For each line that holds "language", copy the line out.

[START OF Material shown]

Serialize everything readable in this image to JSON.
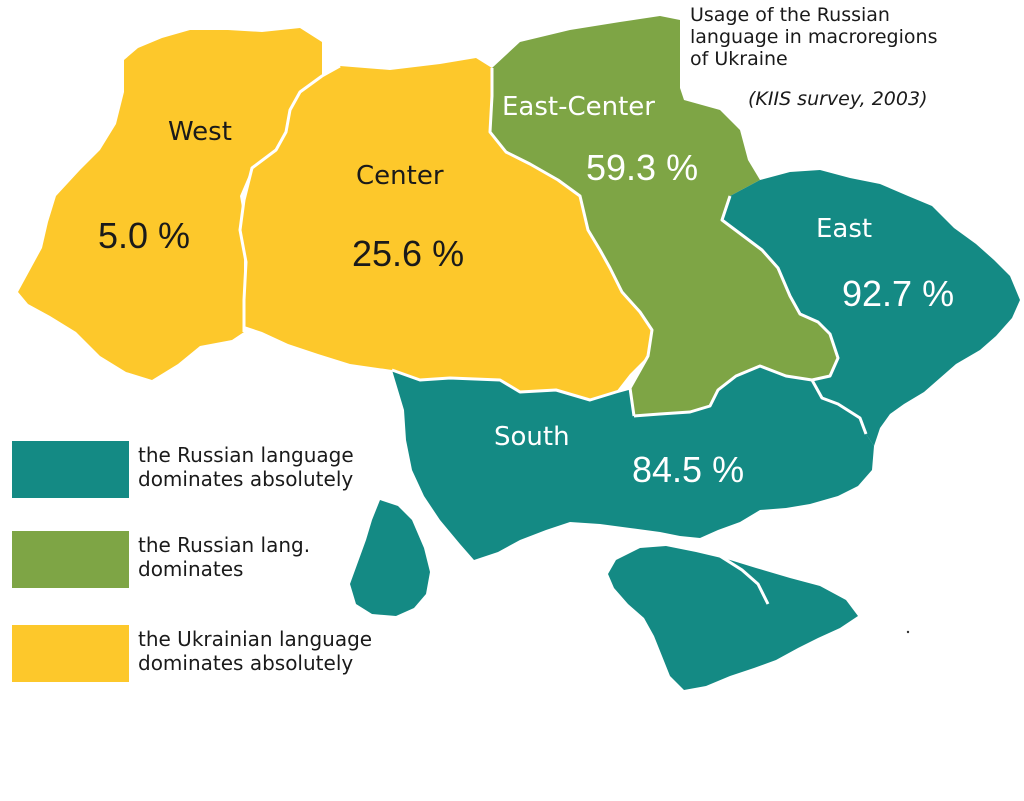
{
  "map": {
    "title_lines": [
      "Usage of the Russian",
      "language in macroregions",
      "of Ukraine"
    ],
    "subtitle": "(KIIS survey, 2003)",
    "colors": {
      "russian_absolute": "#148a84",
      "russian": "#7ea545",
      "ukrainian_absolute": "#fdc82b",
      "border": "#ffffff",
      "background": "#ffffff"
    },
    "regions": {
      "west": {
        "name": "West",
        "value": "5.0 %",
        "category": "ukrainian_absolute"
      },
      "center": {
        "name": "Center",
        "value": "25.6 %",
        "category": "ukrainian_absolute"
      },
      "east_center": {
        "name": "East-Center",
        "value": "59.3 %",
        "category": "russian"
      },
      "east": {
        "name": "East",
        "value": "92.7 %",
        "category": "russian_absolute"
      },
      "south": {
        "name": "South",
        "value": "84.5 %",
        "category": "russian_absolute"
      }
    },
    "legend": {
      "russian_absolute": {
        "line1": "the Russian language",
        "line2": "dominates absolutely"
      },
      "russian": {
        "line1": "the Russian lang.",
        "line2": "dominates"
      },
      "ukrainian_absolute": {
        "line1": "the Ukrainian language",
        "line2": "dominates  absolutely"
      }
    }
  }
}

[END OF Material shown]

** Result of the exercise **
      "language in macroregions",
        "line1": "the Russian language",
        "line1": "the Ukrainian language",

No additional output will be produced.